(Stored data)
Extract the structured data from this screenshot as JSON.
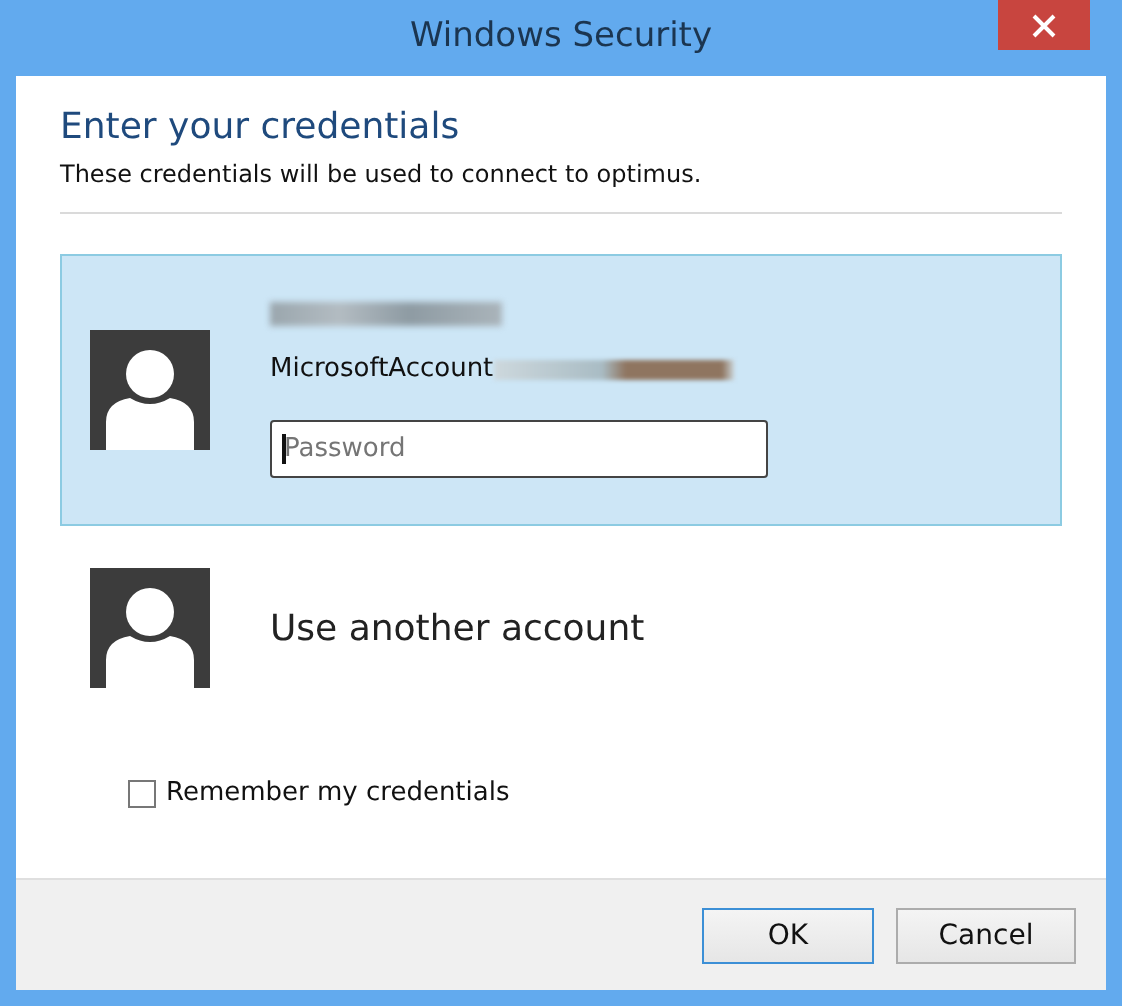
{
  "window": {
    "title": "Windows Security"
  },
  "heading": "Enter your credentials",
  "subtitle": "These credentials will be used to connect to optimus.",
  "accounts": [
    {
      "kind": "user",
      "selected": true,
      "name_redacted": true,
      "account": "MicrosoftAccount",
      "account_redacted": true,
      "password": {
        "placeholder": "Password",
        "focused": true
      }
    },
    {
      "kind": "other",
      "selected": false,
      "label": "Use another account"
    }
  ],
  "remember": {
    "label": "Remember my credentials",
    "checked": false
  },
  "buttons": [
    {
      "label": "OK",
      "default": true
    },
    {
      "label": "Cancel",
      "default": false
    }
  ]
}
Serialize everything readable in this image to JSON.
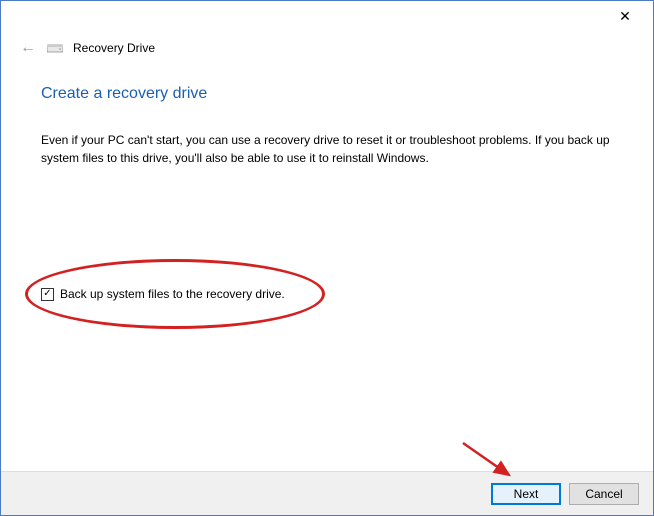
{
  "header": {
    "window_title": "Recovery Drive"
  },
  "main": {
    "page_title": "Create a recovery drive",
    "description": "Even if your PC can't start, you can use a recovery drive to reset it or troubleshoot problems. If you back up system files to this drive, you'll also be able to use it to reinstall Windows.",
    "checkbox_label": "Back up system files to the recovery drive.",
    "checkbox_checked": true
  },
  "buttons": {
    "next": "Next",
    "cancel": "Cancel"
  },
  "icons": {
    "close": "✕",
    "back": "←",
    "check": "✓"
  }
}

THE TASK: Every record gets retyped exactly; no picture goes into the copy.

PROBLEM SOLUTION:
Extract the structured data from this screenshot as JSON.
{
  "window": {
    "title": "Windows Security"
  },
  "heading": "Enter your credentials",
  "subtitle": "These credentials will be used to connect to optimus.",
  "accounts": [
    {
      "kind": "user",
      "selected": true,
      "name_redacted": true,
      "account": "MicrosoftAccount",
      "account_redacted": true,
      "password": {
        "placeholder": "Password",
        "focused": true
      }
    },
    {
      "kind": "other",
      "selected": false,
      "label": "Use another account"
    }
  ],
  "remember": {
    "label": "Remember my credentials",
    "checked": false
  },
  "buttons": [
    {
      "label": "OK",
      "default": true
    },
    {
      "label": "Cancel",
      "default": false
    }
  ]
}
Serialize everything readable in this image to JSON.
{
  "header": {
    "window_title": "Recovery Drive"
  },
  "main": {
    "page_title": "Create a recovery drive",
    "description": "Even if your PC can't start, you can use a recovery drive to reset it or troubleshoot problems. If you back up system files to this drive, you'll also be able to use it to reinstall Windows.",
    "checkbox_label": "Back up system files to the recovery drive.",
    "checkbox_checked": true
  },
  "buttons": {
    "next": "Next",
    "cancel": "Cancel"
  },
  "icons": {
    "close": "✕",
    "back": "←",
    "check": "✓"
  }
}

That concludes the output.